Written task: Give back every line exactly as it appears, pictures excluded.

Data for the task:
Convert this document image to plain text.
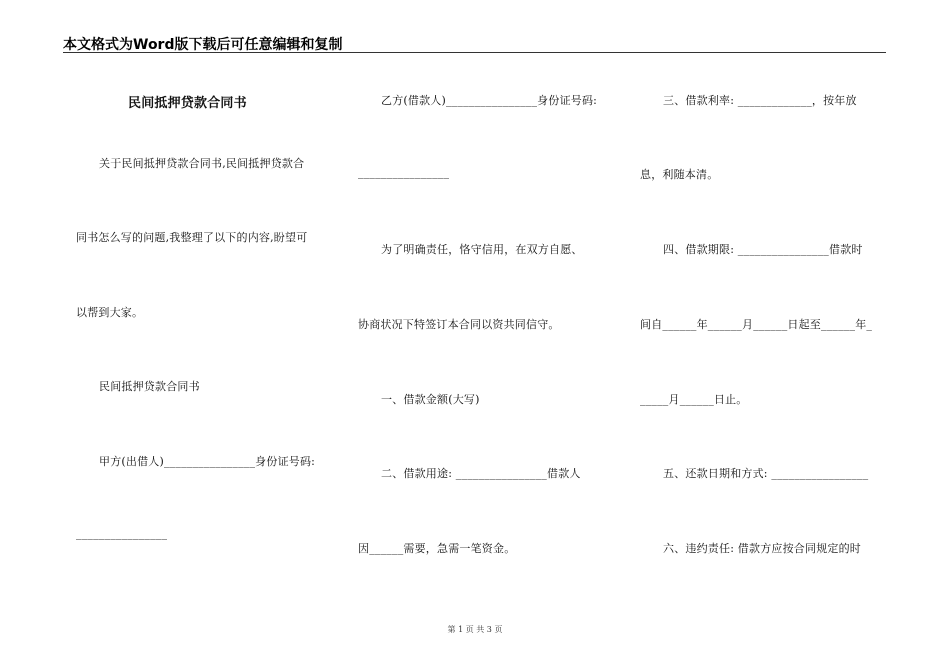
本文格式为Word版下载后可任意编辑和复制
民间抵押贷款合同书
关于民间抵押贷款合同书,民间抵押贷款合
同书怎么写的问题,我整理了以下的内容,盼望可
以帮到大家。
民间抵押贷款合同书
甲方(出借人)________________身份证号码:
________________
乙方(借款人)________________身份证号码:
________________
为了明确责任，恪守信用，在双方自愿、
协商状况下特签订本合同以资共同信守。
一、借款金额(大写)
二、借款用途: ________________借款人
因______需要，急需一笔资金。
三、借款利率: _____________，按年放
息，利随本清。
四、借款期限: ________________借款时
间自______年______月______日起至______年_
_____月______日止。
五、还款日期和方式: _________________
六、违约责任: 借款方应按合同规定的时
第 1 页 共 3 页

Full solution:
Convert this document image to plain text.
本文格式为Word版下载后可任意编辑和复制
民间抵押贷款合同书
关于民间抵押贷款合同书,民间抵押贷款合
同书怎么写的问题,我整理了以下的内容,盼望可
以帮到大家。
民间抵押贷款合同书
甲方(出借人)________________身份证号码:
________________
乙方(借款人)________________身份证号码:
________________
为了明确责任，恪守信用，在双方自愿、
协商状况下特签订本合同以资共同信守。
一、借款金额(大写)
二、借款用途: ________________借款人
因______需要，急需一笔资金。
三、借款利率: _____________，按年放
息，利随本清。
四、借款期限: ________________借款时
间自______年______月______日起至______年_
_____月______日止。
五、还款日期和方式: _________________
六、违约责任: 借款方应按合同规定的时
第 1 页 共 3 页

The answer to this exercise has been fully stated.